SET PROBLEM
Your job is to restate each entry word for word.

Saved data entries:
┌──
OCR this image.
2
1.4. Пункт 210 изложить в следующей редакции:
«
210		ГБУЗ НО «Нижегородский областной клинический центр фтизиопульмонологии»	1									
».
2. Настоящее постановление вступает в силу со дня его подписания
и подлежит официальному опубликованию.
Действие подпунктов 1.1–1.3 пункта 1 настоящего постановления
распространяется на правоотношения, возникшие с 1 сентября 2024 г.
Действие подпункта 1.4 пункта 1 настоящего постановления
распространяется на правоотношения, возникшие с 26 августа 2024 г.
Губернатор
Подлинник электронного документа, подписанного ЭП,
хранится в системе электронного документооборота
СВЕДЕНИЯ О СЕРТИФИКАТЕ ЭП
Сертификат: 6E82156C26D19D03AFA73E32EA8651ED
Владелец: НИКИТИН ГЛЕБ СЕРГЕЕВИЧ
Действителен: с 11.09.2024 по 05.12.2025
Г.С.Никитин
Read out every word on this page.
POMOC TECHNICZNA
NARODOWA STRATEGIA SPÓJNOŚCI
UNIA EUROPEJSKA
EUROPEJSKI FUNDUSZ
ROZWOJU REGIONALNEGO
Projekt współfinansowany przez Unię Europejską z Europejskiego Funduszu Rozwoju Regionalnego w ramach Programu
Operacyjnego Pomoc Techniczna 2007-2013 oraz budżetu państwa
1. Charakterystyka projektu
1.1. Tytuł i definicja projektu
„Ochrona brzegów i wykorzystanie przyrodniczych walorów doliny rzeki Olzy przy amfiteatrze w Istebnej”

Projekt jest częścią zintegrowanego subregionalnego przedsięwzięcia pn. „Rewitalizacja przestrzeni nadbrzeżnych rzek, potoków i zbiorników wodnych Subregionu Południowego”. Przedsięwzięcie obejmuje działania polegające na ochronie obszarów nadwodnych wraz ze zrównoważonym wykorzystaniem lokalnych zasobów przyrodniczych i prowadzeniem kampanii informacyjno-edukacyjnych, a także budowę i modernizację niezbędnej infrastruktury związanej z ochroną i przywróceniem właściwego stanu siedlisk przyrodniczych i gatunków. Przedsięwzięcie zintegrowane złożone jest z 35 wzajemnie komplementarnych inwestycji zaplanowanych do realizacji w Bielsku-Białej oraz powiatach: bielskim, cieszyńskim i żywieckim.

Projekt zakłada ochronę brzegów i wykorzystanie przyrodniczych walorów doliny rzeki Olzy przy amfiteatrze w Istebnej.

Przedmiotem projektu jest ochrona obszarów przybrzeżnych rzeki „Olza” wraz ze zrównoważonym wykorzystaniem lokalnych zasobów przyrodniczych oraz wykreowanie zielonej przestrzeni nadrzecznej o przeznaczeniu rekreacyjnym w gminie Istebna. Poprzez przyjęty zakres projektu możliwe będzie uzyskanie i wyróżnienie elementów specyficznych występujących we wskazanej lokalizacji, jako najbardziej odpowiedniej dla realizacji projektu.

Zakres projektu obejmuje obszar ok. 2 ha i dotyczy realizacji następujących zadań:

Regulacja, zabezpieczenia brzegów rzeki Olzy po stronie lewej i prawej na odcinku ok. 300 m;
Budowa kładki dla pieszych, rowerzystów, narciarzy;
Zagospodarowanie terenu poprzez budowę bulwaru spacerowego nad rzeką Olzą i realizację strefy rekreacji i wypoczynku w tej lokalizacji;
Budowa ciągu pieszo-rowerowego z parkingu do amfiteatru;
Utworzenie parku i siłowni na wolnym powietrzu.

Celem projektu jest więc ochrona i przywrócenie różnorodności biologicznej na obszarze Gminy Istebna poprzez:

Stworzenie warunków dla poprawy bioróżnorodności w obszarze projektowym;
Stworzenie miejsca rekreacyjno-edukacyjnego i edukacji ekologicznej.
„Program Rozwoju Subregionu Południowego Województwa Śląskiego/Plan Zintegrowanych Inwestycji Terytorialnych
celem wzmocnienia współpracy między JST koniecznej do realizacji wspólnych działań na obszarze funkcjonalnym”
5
└──
EXERCISE SOLUTION
OCR this image.
2
1.4. Пункт 210 изложить в следующей редакции:
«
210		ГБУЗ НО «Нижегородский областной клинический центр фтизиопульмонологии»	1									
».
2. Настоящее постановление вступает в силу со дня его подписания
и подлежит официальному опубликованию.
Действие подпунктов 1.1–1.3 пункта 1 настоящего постановления
распространяется на правоотношения, возникшие с 1 сентября 2024 г.
Действие подпункта 1.4 пункта 1 настоящего постановления
распространяется на правоотношения, возникшие с 26 августа 2024 г.
Губернатор
Подлинник электронного документа, подписанного ЭП,
хранится в системе электронного документооборота
СВЕДЕНИЯ О СЕРТИФИКАТЕ ЭП
Сертификат: 6E82156C26D19D03AFA73E32EA8651ED
Владелец: НИКИТИН ГЛЕБ СЕРГЕЕВИЧ
Действителен: с 11.09.2024 по 05.12.2025
Г.С.Никитин
Read out every word on this page.
POMOC TECHNICZNA
NARODOWA STRATEGIA SPÓJNOŚCI
UNIA EUROPEJSKA
EUROPEJSKI FUNDUSZ
ROZWOJU REGIONALNEGO
Projekt współfinansowany przez Unię Europejską z Europejskiego Funduszu Rozwoju Regionalnego w ramach Programu
Operacyjnego Pomoc Techniczna 2007-2013 oraz budżetu państwa
1. Charakterystyka projektu
1.1. Tytuł i definicja projektu
„Ochrona brzegów i wykorzystanie przyrodniczych walorów doliny rzeki Olzy przy amfiteatrze w Istebnej”

Projekt jest częścią zintegrowanego subregionalnego przedsięwzięcia pn. „Rewitalizacja przestrzeni nadbrzeżnych rzek, potoków i zbiorników wodnych Subregionu Południowego”. Przedsięwzięcie obejmuje działania polegające na ochronie obszarów nadwodnych wraz ze zrównoważonym wykorzystaniem lokalnych zasobów przyrodniczych i prowadzeniem kampanii informacyjno-edukacyjnych, a także budowę i modernizację niezbędnej infrastruktury związanej z ochroną i przywróceniem właściwego stanu siedlisk przyrodniczych i gatunków. Przedsięwzięcie zintegrowane złożone jest z 35 wzajemnie komplementarnych inwestycji zaplanowanych do realizacji w Bielsku-Białej oraz powiatach: bielskim, cieszyńskim i żywieckim.

Projekt zakłada ochronę brzegów i wykorzystanie przyrodniczych walorów doliny rzeki Olzy przy amfiteatrze w Istebnej.

Przedmiotem projektu jest ochrona obszarów przybrzeżnych rzeki „Olza” wraz ze zrównoważonym wykorzystaniem lokalnych zasobów przyrodniczych oraz wykreowanie zielonej przestrzeni nadrzecznej o przeznaczeniu rekreacyjnym w gminie Istebna. Poprzez przyjęty zakres projektu możliwe będzie uzyskanie i wyróżnienie elementów specyficznych występujących we wskazanej lokalizacji, jako najbardziej odpowiedniej dla realizacji projektu.

Zakres projektu obejmuje obszar ok. 2 ha i dotyczy realizacji następujących zadań:

Regulacja, zabezpieczenia brzegów rzeki Olzy po stronie lewej i prawej na odcinku ok. 300 m;
Budowa kładki dla pieszych, rowerzystów, narciarzy;
Zagospodarowanie terenu poprzez budowę bulwaru spacerowego nad rzeką Olzą i realizację strefy rekreacji i wypoczynku w tej lokalizacji;
Budowa ciągu pieszo-rowerowego z parkingu do amfiteatru;
Utworzenie parku i siłowni na wolnym powietrzu.

Celem projektu jest więc ochrona i przywrócenie różnorodności biologicznej na obszarze Gminy Istebna poprzez:

Stworzenie warunków dla poprawy bioróżnorodności w obszarze projektowym;
Stworzenie miejsca rekreacyjno-edukacyjnego i edukacji ekologicznej.
„Program Rozwoju Subregionu Południowego Województwa Śląskiego/Plan Zintegrowanych Inwestycji Terytorialnych
celem wzmocnienia współpracy między JST koniecznej do realizacji wspólnych działań na obszarze funkcjonalnym”
5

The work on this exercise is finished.